## [Problem to solve]
Go through the material and write it all out exactly, minus the pictures.

## [Entries]
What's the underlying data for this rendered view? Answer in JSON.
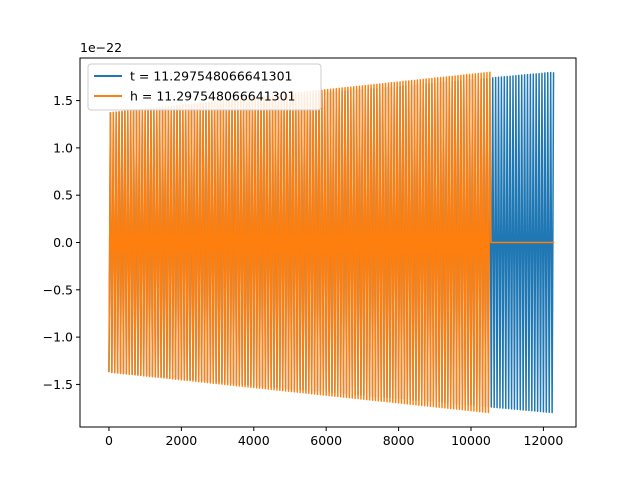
{
  "chart_data": {
    "type": "line",
    "title": "",
    "xlabel": "",
    "ylabel": "",
    "y_offset_label": "1e−22",
    "xlim": [
      -800,
      12900
    ],
    "ylim": [
      -1.95,
      1.95
    ],
    "xticks": [
      0,
      2000,
      4000,
      6000,
      8000,
      10000,
      12000
    ],
    "xtick_labels": [
      "0",
      "2000",
      "4000",
      "6000",
      "8000",
      "10000",
      "12000"
    ],
    "yticks": [
      -1.5,
      -1.0,
      -0.5,
      0.0,
      0.5,
      1.0,
      1.5
    ],
    "ytick_labels": [
      "−1.5",
      "−1.0",
      "−0.5",
      "0.0",
      "0.5",
      "1.0",
      "1.5"
    ],
    "grid": false,
    "legend_position": "upper-left",
    "series": [
      {
        "name": "t = 11.297548066641301",
        "color": "#1f77b4",
        "x_start": 0,
        "x_end": 12300,
        "amplitude_start": 1.37,
        "amplitude_end": 1.8,
        "flat_after_x": null
      },
      {
        "name": "h = 11.297548066641301",
        "color": "#ff7f0e",
        "x_start": 0,
        "x_end": 10550,
        "amplitude_start": 1.37,
        "amplitude_end": 1.8,
        "flat_after_x": 10550,
        "flat_until_x": 12300,
        "flat_value": 0.0
      }
    ]
  }
}
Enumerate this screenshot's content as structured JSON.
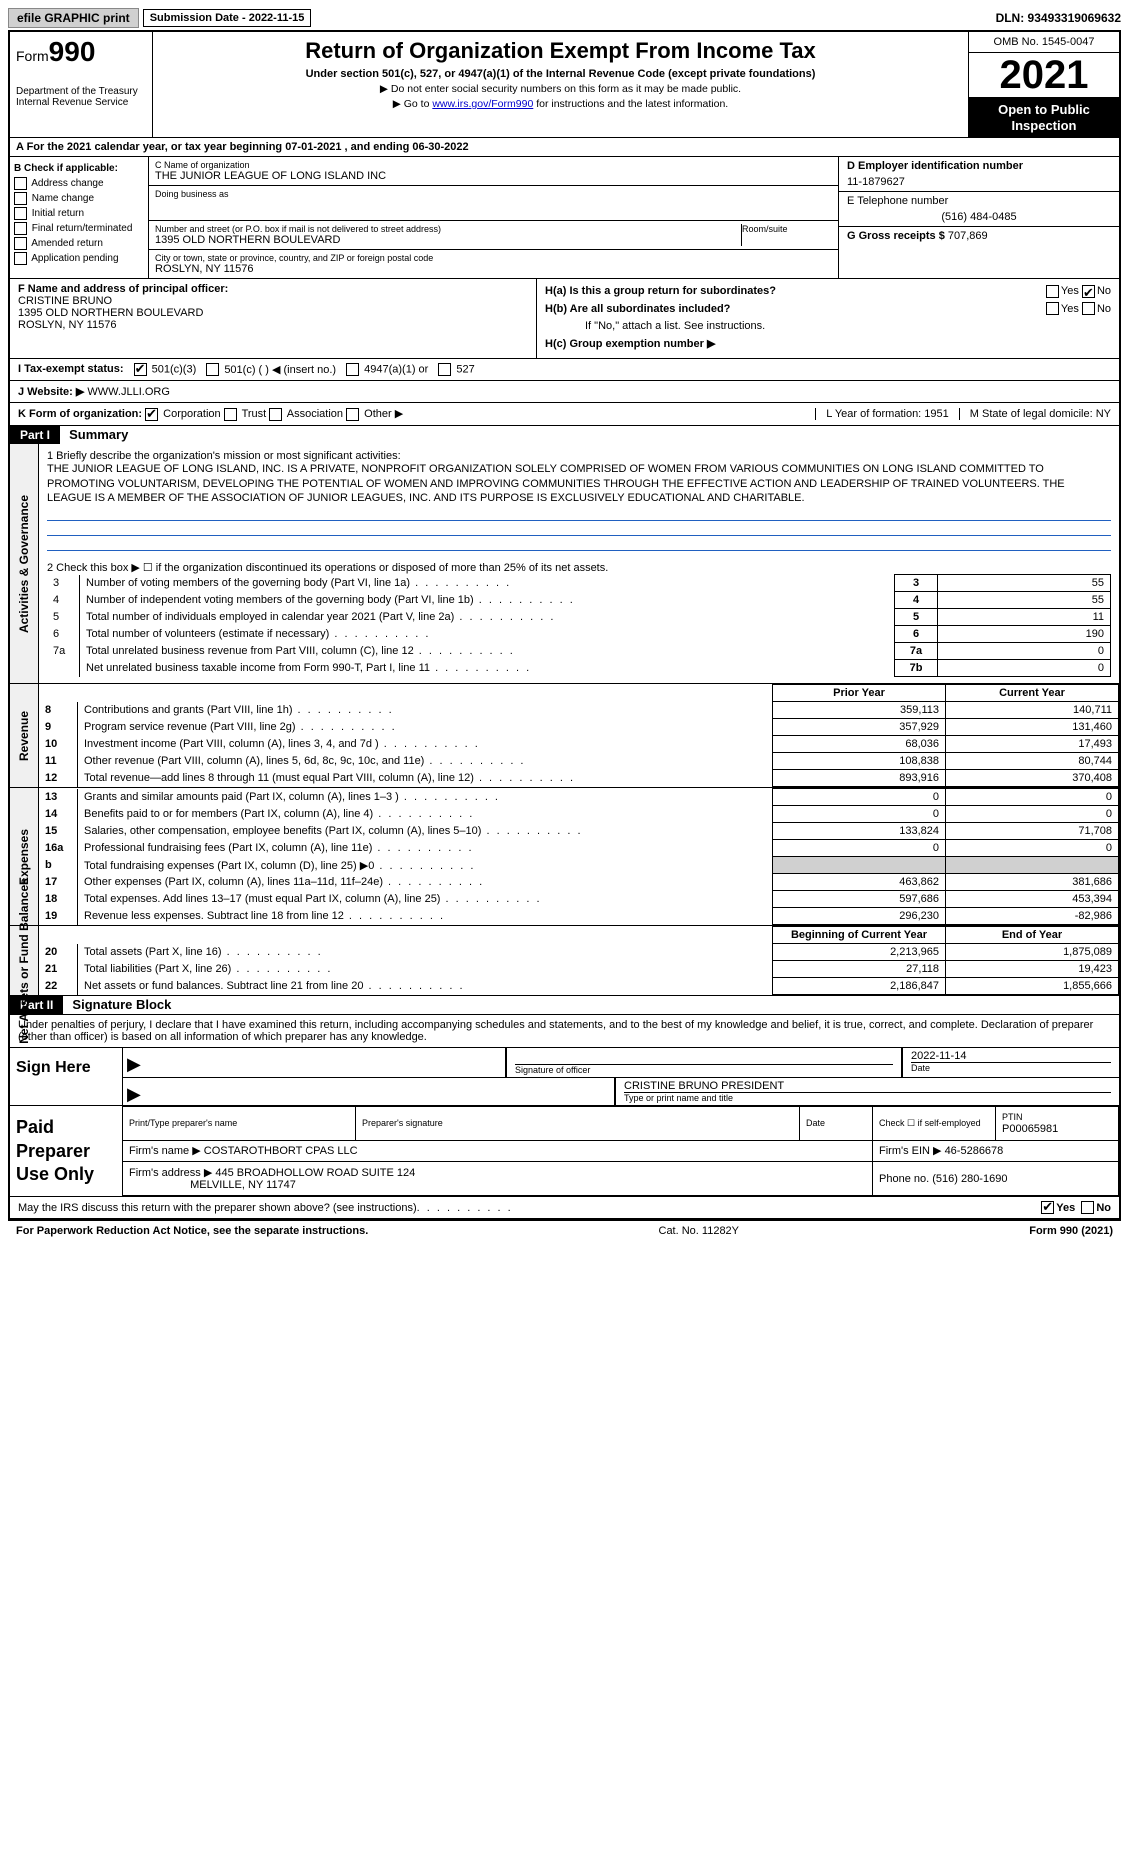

## [Output]
What's the underlying data for this rendered view? Answer in JSON.
{
  "chart_data": {
    "type": "line",
    "title": "",
    "xlabel": "",
    "ylabel": "",
    "y_offset_label": "1e−22",
    "xlim": [
      -800,
      12900
    ],
    "ylim": [
      -1.95,
      1.95
    ],
    "xticks": [
      0,
      2000,
      4000,
      6000,
      8000,
      10000,
      12000
    ],
    "xtick_labels": [
      "0",
      "2000",
      "4000",
      "6000",
      "8000",
      "10000",
      "12000"
    ],
    "yticks": [
      -1.5,
      -1.0,
      -0.5,
      0.0,
      0.5,
      1.0,
      1.5
    ],
    "ytick_labels": [
      "−1.5",
      "−1.0",
      "−0.5",
      "0.0",
      "0.5",
      "1.0",
      "1.5"
    ],
    "grid": false,
    "legend_position": "upper-left",
    "series": [
      {
        "name": "t = 11.297548066641301",
        "color": "#1f77b4",
        "x_start": 0,
        "x_end": 12300,
        "amplitude_start": 1.37,
        "amplitude_end": 1.8,
        "flat_after_x": null
      },
      {
        "name": "h = 11.297548066641301",
        "color": "#ff7f0e",
        "x_start": 0,
        "x_end": 10550,
        "amplitude_start": 1.37,
        "amplitude_end": 1.8,
        "flat_after_x": 10550,
        "flat_until_x": 12300,
        "flat_value": 0.0
      }
    ]
  }
}
Enumerate this screenshot's content as structured JSON.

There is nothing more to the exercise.